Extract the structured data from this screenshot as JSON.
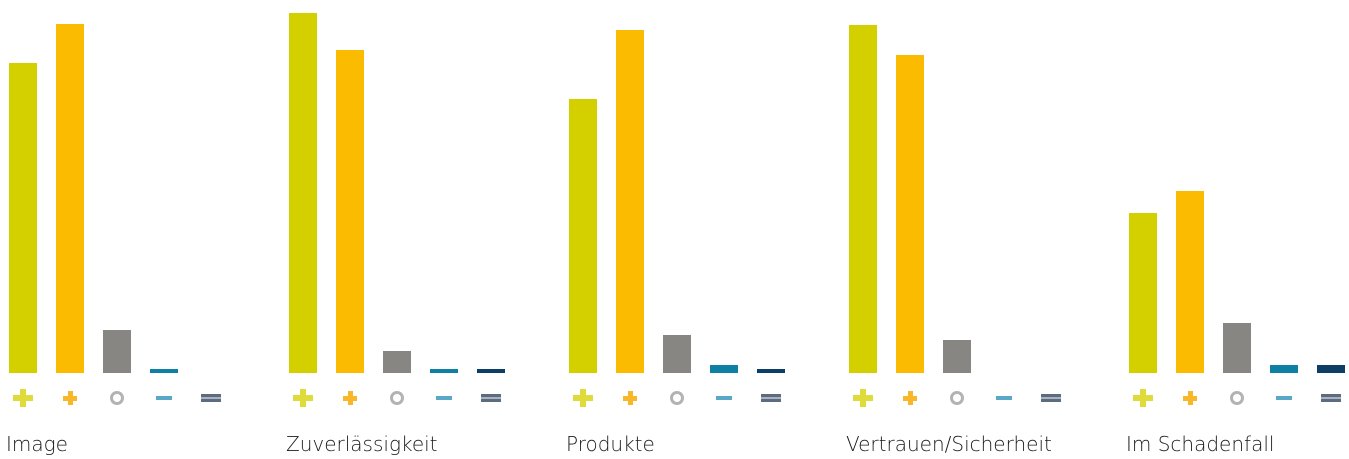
{
  "chart_data": {
    "type": "bar",
    "categories": [
      "Image",
      "Zuverlässigkeit",
      "Produkte",
      "Vertrauen/Sicherheit",
      "Im Schadenfall"
    ],
    "series": [
      {
        "symbol": "plus",
        "color": "#d4d000",
        "values": [
          310,
          360,
          274,
          348,
          160
        ]
      },
      {
        "symbol": "small-plus",
        "color": "#fbbb00",
        "values": [
          349,
          323,
          343,
          318,
          182
        ]
      },
      {
        "symbol": "circle",
        "color": "#878683",
        "values": [
          43,
          22,
          38,
          33,
          50
        ]
      },
      {
        "symbol": "minus",
        "color": "#0e80a4",
        "values": [
          4,
          4,
          8,
          0,
          8
        ]
      },
      {
        "symbol": "double-minus",
        "color": "#0c3e66",
        "values": [
          0,
          4,
          4,
          0,
          8
        ]
      }
    ],
    "ylim": [
      0,
      362
    ],
    "grid": false
  }
}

• **Requirements**
Return the material word for word. Pictures are not part of the copy.

• **Answer in full**
Extract the structured data from this screenshot as JSON.
{
  "chart_data": {
    "type": "bar",
    "categories": [
      "Image",
      "Zuverlässigkeit",
      "Produkte",
      "Vertrauen/Sicherheit",
      "Im Schadenfall"
    ],
    "series": [
      {
        "symbol": "plus",
        "color": "#d4d000",
        "values": [
          310,
          360,
          274,
          348,
          160
        ]
      },
      {
        "symbol": "small-plus",
        "color": "#fbbb00",
        "values": [
          349,
          323,
          343,
          318,
          182
        ]
      },
      {
        "symbol": "circle",
        "color": "#878683",
        "values": [
          43,
          22,
          38,
          33,
          50
        ]
      },
      {
        "symbol": "minus",
        "color": "#0e80a4",
        "values": [
          4,
          4,
          8,
          0,
          8
        ]
      },
      {
        "symbol": "double-minus",
        "color": "#0c3e66",
        "values": [
          0,
          4,
          4,
          0,
          8
        ]
      }
    ],
    "ylim": [
      0,
      362
    ],
    "grid": false
  }
}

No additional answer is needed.